* BEGIN *
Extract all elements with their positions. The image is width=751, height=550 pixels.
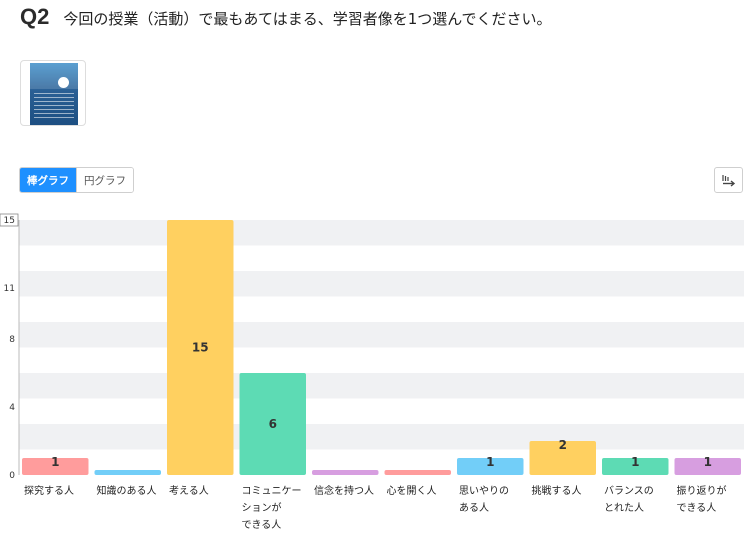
- y-tick-box: [0, 213, 19, 227]
- bar-value-label: 15: [192, 341, 209, 355]
- document-thumbnail-icon: [30, 63, 78, 125]
- bar[interactable]: [674, 458, 742, 475]
- document-thumbnail[interactable]: [20, 60, 86, 126]
- bar-value-label: 6: [269, 417, 277, 431]
- x-category-label: とれた人: [604, 502, 644, 514]
- bar-value-label: 1: [51, 455, 59, 469]
- grid-band: [19, 373, 744, 399]
- grid-band: [19, 322, 744, 348]
- bar[interactable]: [529, 441, 597, 475]
- bar[interactable]: [312, 470, 379, 475]
- question-text: 今回の授業（活動）で最もあてはまる、学習者像を1つ選んでください。: [63, 10, 552, 28]
- x-category-label: ションが: [242, 501, 282, 514]
- chart-type-toggle: 棒グラフ 円グラフ: [19, 167, 134, 193]
- x-category-label: 探究する人: [24, 484, 74, 497]
- grid-band: [19, 347, 744, 373]
- grid-band: [19, 245, 744, 271]
- grid-band: [19, 296, 744, 322]
- bar-value-label: 1: [486, 455, 494, 469]
- y-tick-label: 4: [9, 403, 15, 413]
- y-tick-label: 11: [4, 284, 15, 294]
- export-button[interactable]: [714, 167, 743, 193]
- bar-value-label: 1: [631, 455, 639, 469]
- x-category-label: 知識のある人: [97, 484, 157, 497]
- x-category-label: 振り返りが: [677, 484, 727, 497]
- export-arrow-icon: [721, 175, 735, 187]
- x-category-label: ある人: [459, 502, 489, 514]
- bar[interactable]: [384, 470, 452, 475]
- grid-band: [19, 220, 744, 246]
- bar[interactable]: [457, 458, 524, 475]
- bar-chart-button[interactable]: 棒グラフ: [20, 168, 76, 192]
- bar[interactable]: [94, 470, 162, 475]
- pie-chart-button[interactable]: 円グラフ: [76, 168, 133, 192]
- question-header: Q2 今回の授業（活動）で最もあてはまる、学習者像を1つ選んでください。: [20, 4, 552, 30]
- bar[interactable]: [239, 373, 307, 475]
- bar-value-label: 1: [704, 455, 712, 469]
- bar[interactable]: [602, 458, 669, 475]
- x-category-label: バランスの: [604, 485, 654, 497]
- x-category-label: できる人: [242, 519, 282, 531]
- y-tick-label: 8: [9, 335, 15, 345]
- x-category-label: 挑戦する人: [532, 484, 582, 497]
- x-category-label: 信念を持つ人: [314, 484, 374, 497]
- grid-band: [19, 398, 744, 424]
- grid-band: [19, 424, 744, 450]
- x-category-label: 考える人: [169, 485, 209, 497]
- y-tick-label: 0: [9, 471, 15, 481]
- x-category-label: 思いやりの: [459, 485, 509, 497]
- grid-band: [19, 271, 744, 297]
- x-category-label: できる人: [677, 502, 717, 514]
- bar[interactable]: [167, 220, 234, 475]
- y-tick-label: 15: [4, 216, 15, 226]
- bar[interactable]: [22, 458, 89, 475]
- bar-value-label: 2: [559, 438, 567, 452]
- x-category-label: 心を開く人: [387, 485, 437, 497]
- x-category-label: コミュニケー: [242, 485, 302, 497]
- question-number: Q2: [20, 4, 50, 29]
* END *
**Brief**
Reproduce every line of the records above word for word, with the pictures left out.

**Result of this exercise**
Extract all elements with their positions. The image is width=751, height=550 pixels.
- y-tick-box: [0, 213, 19, 227]
- bar-value-label: 15: [192, 341, 209, 355]
- document-thumbnail-icon: [30, 63, 78, 125]
- bar[interactable]: [674, 458, 742, 475]
- document-thumbnail[interactable]: [20, 60, 86, 126]
- bar-value-label: 6: [269, 417, 277, 431]
- x-category-label: とれた人: [604, 502, 644, 514]
- bar-value-label: 1: [51, 455, 59, 469]
- grid-band: [19, 373, 744, 399]
- grid-band: [19, 322, 744, 348]
- bar[interactable]: [529, 441, 597, 475]
- bar[interactable]: [312, 470, 379, 475]
- question-text: 今回の授業（活動）で最もあてはまる、学習者像を1つ選んでください。: [63, 10, 552, 28]
- x-category-label: ションが: [242, 501, 282, 514]
- chart-type-toggle: 棒グラフ 円グラフ: [19, 167, 134, 193]
- x-category-label: 探究する人: [24, 484, 74, 497]
- grid-band: [19, 347, 744, 373]
- grid-band: [19, 245, 744, 271]
- grid-band: [19, 296, 744, 322]
- bar-value-label: 1: [486, 455, 494, 469]
- y-tick-label: 4: [9, 403, 15, 413]
- y-tick-label: 11: [4, 284, 15, 294]
- export-button[interactable]: [714, 167, 743, 193]
- bar-value-label: 1: [631, 455, 639, 469]
- x-category-label: 知識のある人: [97, 484, 157, 497]
- x-category-label: 振り返りが: [677, 484, 727, 497]
- export-arrow-icon: [721, 175, 735, 187]
- x-category-label: ある人: [459, 502, 489, 514]
- bar[interactable]: [384, 470, 452, 475]
- grid-band: [19, 220, 744, 246]
- bar[interactable]: [457, 458, 524, 475]
- bar-chart-button[interactable]: 棒グラフ: [20, 168, 76, 192]
- bar[interactable]: [94, 470, 162, 475]
- pie-chart-button[interactable]: 円グラフ: [76, 168, 133, 192]
- question-header: Q2 今回の授業（活動）で最もあてはまる、学習者像を1つ選んでください。: [20, 4, 552, 30]
- bar[interactable]: [239, 373, 307, 475]
- bar-value-label: 1: [704, 455, 712, 469]
- bar[interactable]: [602, 458, 669, 475]
- x-category-label: バランスの: [604, 485, 654, 497]
- x-category-label: できる人: [242, 519, 282, 531]
- y-tick-label: 8: [9, 335, 15, 345]
- x-category-label: 挑戦する人: [532, 484, 582, 497]
- x-category-label: 信念を持つ人: [314, 484, 374, 497]
- grid-band: [19, 398, 744, 424]
- grid-band: [19, 424, 744, 450]
- x-category-label: 考える人: [169, 485, 209, 497]
- y-tick-label: 0: [9, 471, 15, 481]
- x-category-label: 思いやりの: [459, 485, 509, 497]
- grid-band: [19, 271, 744, 297]
- x-category-label: できる人: [677, 502, 717, 514]
- bar[interactable]: [167, 220, 234, 475]
- y-tick-label: 15: [4, 216, 15, 226]
- bar[interactable]: [22, 458, 89, 475]
- bar-value-label: 2: [559, 438, 567, 452]
- x-category-label: 心を開く人: [387, 485, 437, 497]
- x-category-label: コミュニケー: [242, 485, 302, 497]
- question-number: Q2: [20, 4, 50, 29]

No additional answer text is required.